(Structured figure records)
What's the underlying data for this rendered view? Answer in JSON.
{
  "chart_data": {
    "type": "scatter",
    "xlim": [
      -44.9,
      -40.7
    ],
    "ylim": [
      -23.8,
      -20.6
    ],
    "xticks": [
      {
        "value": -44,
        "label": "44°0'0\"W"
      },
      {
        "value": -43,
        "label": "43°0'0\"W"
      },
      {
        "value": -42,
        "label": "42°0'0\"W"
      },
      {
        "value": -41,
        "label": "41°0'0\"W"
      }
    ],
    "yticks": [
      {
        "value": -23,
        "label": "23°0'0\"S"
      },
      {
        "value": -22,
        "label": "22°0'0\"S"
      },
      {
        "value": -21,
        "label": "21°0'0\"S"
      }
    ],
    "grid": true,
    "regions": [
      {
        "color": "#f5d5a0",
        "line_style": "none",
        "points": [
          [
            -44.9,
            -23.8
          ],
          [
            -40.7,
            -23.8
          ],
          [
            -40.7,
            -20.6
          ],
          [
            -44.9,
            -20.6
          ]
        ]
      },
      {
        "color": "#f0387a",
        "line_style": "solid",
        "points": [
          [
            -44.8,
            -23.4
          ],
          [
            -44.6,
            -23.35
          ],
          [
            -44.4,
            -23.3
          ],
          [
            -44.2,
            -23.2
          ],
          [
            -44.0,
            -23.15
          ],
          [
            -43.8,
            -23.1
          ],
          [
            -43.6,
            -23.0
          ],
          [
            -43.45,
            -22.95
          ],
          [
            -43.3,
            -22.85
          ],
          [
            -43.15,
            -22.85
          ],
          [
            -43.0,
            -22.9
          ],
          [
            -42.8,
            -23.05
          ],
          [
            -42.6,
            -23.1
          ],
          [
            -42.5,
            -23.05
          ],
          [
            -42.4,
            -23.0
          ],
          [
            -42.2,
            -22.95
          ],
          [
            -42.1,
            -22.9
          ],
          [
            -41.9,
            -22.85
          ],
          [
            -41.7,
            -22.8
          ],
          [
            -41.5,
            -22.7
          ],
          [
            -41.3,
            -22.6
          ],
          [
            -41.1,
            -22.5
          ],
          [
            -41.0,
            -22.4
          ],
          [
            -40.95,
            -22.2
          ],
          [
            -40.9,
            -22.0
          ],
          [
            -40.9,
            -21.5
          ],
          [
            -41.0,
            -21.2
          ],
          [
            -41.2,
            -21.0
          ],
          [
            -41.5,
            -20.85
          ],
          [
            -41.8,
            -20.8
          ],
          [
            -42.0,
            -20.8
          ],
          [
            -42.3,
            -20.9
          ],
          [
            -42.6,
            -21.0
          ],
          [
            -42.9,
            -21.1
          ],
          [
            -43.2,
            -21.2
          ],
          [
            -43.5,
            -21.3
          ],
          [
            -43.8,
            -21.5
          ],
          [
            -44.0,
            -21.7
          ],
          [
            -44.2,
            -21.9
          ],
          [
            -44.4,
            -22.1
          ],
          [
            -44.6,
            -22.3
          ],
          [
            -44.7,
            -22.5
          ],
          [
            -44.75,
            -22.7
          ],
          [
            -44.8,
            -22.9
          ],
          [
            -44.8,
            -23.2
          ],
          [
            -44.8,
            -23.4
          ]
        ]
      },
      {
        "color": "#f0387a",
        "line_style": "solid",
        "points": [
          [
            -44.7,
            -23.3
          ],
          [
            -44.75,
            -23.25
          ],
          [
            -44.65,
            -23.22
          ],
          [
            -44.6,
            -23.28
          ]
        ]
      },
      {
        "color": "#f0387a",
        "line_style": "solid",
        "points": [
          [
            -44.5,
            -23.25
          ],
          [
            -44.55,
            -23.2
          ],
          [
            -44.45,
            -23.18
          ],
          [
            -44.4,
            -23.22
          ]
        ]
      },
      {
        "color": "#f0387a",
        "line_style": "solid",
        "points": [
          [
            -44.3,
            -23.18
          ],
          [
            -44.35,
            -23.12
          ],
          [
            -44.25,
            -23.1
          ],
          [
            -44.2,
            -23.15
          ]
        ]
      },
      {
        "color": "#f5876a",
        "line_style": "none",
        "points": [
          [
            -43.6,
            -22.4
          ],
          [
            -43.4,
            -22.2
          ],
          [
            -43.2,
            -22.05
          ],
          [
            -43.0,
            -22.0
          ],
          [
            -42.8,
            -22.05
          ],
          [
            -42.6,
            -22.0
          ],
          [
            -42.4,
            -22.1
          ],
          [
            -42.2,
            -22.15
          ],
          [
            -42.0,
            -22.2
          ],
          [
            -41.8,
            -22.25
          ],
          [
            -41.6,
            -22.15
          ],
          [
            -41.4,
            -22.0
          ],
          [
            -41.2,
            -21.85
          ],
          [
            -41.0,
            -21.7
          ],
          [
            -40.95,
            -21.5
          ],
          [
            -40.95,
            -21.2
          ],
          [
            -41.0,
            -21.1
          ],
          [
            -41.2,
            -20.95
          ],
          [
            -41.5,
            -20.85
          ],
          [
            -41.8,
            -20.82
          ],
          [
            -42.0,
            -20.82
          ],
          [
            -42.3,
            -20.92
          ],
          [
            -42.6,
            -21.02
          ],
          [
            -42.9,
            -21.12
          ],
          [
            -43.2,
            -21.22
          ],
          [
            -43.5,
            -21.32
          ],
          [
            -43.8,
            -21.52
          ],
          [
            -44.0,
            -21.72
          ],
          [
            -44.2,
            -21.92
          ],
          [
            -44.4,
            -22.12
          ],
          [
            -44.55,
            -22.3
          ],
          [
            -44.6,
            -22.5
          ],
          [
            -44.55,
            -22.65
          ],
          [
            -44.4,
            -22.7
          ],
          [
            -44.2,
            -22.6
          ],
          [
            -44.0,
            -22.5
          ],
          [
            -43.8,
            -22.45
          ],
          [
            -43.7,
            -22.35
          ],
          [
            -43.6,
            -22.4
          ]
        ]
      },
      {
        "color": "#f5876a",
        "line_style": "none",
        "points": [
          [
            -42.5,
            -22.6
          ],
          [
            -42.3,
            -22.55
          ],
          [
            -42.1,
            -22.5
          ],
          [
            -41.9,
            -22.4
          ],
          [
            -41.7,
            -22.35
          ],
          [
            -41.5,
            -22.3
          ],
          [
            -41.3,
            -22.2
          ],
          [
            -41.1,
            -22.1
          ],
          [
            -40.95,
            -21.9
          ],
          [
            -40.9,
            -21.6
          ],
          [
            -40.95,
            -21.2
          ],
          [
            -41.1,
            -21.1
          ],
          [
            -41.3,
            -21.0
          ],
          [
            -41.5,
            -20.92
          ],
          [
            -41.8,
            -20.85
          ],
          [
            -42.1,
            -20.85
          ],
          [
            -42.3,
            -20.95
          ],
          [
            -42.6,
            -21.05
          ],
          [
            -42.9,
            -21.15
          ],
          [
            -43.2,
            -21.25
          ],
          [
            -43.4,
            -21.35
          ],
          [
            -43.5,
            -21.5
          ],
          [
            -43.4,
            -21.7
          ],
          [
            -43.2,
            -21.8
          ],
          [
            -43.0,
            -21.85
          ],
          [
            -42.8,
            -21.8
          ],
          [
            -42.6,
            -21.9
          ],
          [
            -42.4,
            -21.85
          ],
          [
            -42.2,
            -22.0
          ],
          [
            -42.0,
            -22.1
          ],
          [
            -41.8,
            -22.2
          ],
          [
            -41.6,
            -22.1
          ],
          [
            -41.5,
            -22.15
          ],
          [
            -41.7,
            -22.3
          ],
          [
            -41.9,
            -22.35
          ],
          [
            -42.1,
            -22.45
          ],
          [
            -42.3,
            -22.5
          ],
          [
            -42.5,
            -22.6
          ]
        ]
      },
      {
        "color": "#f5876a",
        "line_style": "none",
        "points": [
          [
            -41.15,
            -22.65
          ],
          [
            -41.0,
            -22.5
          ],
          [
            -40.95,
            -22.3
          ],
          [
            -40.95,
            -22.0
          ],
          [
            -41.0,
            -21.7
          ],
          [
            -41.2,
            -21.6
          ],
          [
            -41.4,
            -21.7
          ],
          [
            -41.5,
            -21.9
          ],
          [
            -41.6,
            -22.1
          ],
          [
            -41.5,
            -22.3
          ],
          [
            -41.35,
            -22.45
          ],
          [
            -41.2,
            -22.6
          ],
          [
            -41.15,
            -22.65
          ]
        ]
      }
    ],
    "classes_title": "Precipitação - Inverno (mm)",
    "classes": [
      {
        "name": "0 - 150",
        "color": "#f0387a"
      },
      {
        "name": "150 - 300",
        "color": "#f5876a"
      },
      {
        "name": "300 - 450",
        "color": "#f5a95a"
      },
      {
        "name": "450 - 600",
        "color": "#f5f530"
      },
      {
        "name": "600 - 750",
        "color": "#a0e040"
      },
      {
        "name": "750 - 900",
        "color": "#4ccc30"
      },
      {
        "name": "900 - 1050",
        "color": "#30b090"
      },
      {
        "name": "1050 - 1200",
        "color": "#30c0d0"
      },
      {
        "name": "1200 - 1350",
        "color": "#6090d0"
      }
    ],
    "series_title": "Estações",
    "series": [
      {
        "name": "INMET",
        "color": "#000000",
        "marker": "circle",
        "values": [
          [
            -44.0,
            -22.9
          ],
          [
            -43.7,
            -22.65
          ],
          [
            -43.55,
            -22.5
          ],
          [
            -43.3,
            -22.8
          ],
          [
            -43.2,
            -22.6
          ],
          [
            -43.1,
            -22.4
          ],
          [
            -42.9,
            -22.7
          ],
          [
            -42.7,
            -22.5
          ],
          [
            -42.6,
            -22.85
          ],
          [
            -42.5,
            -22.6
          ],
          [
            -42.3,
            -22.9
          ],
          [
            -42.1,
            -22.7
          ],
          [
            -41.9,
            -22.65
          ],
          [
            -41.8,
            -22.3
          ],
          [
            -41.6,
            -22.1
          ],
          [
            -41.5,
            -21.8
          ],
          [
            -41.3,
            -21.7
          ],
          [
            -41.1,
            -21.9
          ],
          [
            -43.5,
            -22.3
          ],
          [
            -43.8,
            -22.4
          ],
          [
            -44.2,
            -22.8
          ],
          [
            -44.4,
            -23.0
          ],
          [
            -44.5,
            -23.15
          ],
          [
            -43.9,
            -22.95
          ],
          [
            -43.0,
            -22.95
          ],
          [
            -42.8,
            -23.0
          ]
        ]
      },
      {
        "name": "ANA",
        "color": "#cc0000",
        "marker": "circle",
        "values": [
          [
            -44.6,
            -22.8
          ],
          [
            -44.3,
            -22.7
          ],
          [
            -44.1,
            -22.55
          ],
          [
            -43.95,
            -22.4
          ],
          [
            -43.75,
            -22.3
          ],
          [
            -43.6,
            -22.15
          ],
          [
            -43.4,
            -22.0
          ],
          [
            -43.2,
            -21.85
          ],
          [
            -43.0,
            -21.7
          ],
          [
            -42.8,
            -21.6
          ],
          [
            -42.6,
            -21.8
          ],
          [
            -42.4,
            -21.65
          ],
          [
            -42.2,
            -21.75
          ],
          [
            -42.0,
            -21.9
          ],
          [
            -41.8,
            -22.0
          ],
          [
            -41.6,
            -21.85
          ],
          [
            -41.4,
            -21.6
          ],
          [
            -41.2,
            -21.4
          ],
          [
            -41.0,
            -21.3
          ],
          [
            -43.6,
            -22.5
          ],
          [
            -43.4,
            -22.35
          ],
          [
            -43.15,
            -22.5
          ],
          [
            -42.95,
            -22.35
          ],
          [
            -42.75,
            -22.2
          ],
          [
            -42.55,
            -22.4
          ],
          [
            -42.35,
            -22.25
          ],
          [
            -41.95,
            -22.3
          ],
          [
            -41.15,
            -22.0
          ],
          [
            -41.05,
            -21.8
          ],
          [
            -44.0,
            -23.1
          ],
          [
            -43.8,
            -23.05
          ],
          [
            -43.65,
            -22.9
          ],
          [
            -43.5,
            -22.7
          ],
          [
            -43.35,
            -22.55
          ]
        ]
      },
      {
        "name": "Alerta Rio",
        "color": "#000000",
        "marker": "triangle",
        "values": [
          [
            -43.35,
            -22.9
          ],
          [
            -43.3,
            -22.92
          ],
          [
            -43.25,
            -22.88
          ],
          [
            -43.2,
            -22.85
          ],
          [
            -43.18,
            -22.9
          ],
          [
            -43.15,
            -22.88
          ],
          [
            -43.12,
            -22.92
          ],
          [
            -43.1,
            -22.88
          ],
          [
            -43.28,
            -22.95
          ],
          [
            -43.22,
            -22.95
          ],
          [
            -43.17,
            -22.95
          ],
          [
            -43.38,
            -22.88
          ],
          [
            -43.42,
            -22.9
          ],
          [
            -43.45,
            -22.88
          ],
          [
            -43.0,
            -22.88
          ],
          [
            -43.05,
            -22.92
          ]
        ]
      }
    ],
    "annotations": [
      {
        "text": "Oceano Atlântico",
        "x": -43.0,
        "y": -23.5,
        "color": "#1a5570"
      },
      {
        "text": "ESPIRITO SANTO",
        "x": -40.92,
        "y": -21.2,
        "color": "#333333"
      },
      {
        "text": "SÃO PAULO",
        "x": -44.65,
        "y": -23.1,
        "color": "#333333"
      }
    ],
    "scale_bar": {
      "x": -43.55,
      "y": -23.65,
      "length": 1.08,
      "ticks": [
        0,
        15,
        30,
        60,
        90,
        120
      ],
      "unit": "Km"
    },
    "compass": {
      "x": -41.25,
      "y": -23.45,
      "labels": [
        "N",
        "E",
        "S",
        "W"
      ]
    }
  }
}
==
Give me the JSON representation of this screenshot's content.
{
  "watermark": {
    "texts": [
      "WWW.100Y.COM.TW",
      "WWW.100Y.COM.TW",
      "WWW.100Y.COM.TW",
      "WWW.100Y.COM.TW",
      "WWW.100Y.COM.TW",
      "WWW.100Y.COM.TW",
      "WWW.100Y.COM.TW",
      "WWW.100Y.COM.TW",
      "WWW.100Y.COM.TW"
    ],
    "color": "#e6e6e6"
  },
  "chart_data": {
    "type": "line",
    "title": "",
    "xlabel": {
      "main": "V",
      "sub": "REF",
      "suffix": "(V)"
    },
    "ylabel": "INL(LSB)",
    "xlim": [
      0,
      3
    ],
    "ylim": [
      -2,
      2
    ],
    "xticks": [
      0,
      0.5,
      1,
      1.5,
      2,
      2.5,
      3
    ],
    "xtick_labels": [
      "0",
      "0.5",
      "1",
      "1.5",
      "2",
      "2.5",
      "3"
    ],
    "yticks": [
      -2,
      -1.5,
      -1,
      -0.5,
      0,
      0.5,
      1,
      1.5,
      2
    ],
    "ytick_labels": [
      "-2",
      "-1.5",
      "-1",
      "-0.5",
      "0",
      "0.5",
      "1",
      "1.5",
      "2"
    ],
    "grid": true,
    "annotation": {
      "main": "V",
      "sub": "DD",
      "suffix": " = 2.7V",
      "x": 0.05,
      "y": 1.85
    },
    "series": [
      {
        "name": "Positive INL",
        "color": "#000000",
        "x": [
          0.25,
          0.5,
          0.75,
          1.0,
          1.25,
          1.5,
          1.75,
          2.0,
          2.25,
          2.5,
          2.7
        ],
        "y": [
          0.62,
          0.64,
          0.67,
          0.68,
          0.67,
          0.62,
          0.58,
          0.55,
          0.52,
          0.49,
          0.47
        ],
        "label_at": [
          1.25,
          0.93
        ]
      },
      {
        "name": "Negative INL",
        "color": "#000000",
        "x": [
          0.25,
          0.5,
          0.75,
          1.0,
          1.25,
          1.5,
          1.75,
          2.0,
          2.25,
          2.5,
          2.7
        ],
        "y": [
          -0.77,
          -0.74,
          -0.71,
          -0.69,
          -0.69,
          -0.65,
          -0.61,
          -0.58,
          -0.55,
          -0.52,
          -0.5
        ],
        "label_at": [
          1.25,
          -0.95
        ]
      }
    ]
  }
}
...
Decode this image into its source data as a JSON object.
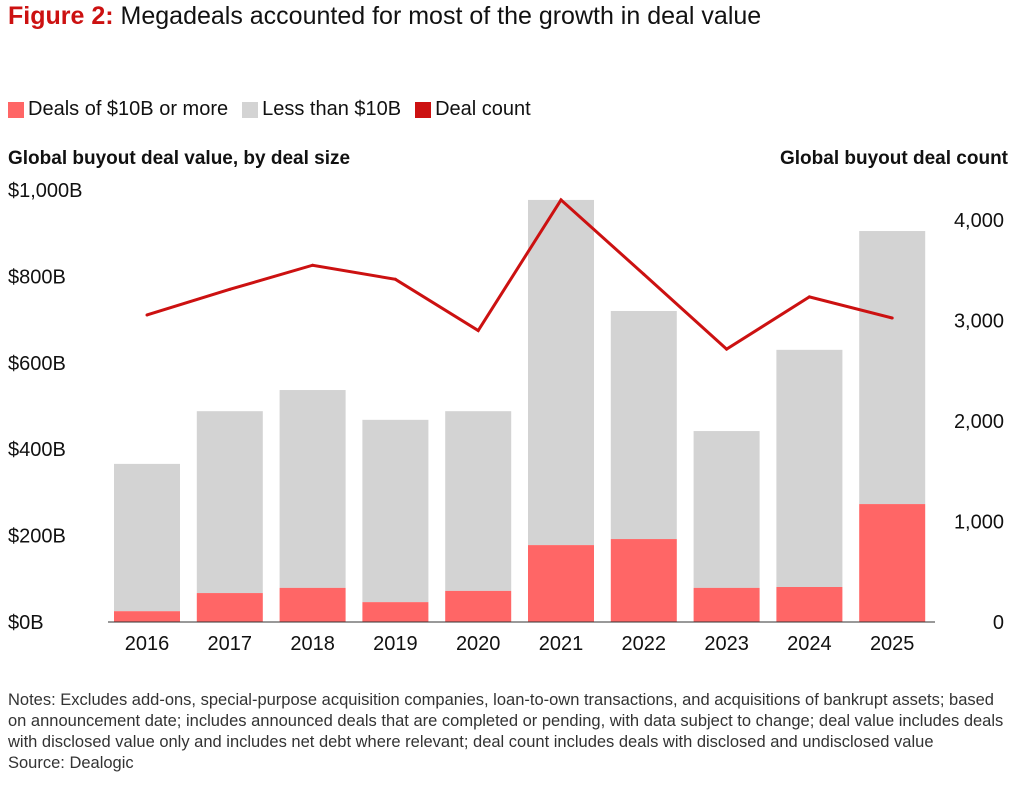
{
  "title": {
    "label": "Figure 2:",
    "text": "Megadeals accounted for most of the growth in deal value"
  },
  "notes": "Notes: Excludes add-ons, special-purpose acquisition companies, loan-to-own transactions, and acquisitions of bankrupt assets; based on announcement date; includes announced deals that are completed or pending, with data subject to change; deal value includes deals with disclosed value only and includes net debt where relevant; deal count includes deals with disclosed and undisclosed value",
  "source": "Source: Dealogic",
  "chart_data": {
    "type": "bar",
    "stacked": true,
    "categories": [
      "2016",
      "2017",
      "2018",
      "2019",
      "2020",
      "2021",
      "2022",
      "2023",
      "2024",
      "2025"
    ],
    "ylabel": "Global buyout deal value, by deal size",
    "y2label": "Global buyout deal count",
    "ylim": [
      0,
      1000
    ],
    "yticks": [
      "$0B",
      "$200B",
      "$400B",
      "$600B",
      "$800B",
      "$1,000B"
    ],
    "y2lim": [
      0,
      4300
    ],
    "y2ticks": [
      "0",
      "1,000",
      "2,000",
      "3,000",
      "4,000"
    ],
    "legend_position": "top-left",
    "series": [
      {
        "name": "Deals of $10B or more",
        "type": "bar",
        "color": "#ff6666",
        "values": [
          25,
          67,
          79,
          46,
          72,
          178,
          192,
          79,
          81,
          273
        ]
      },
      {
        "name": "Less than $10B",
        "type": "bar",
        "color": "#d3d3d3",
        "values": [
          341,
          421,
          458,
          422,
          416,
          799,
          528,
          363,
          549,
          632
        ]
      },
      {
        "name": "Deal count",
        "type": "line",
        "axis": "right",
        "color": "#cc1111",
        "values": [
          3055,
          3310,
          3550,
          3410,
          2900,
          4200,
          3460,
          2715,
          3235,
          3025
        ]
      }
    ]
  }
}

Set exercise: Which lines contain "type"? Copy each of them.

Final result:
    "type": "scatter",
    "type": "line",
    "type": "bar",
        "type": "bar",
        "type": "bar",
        "type": "line",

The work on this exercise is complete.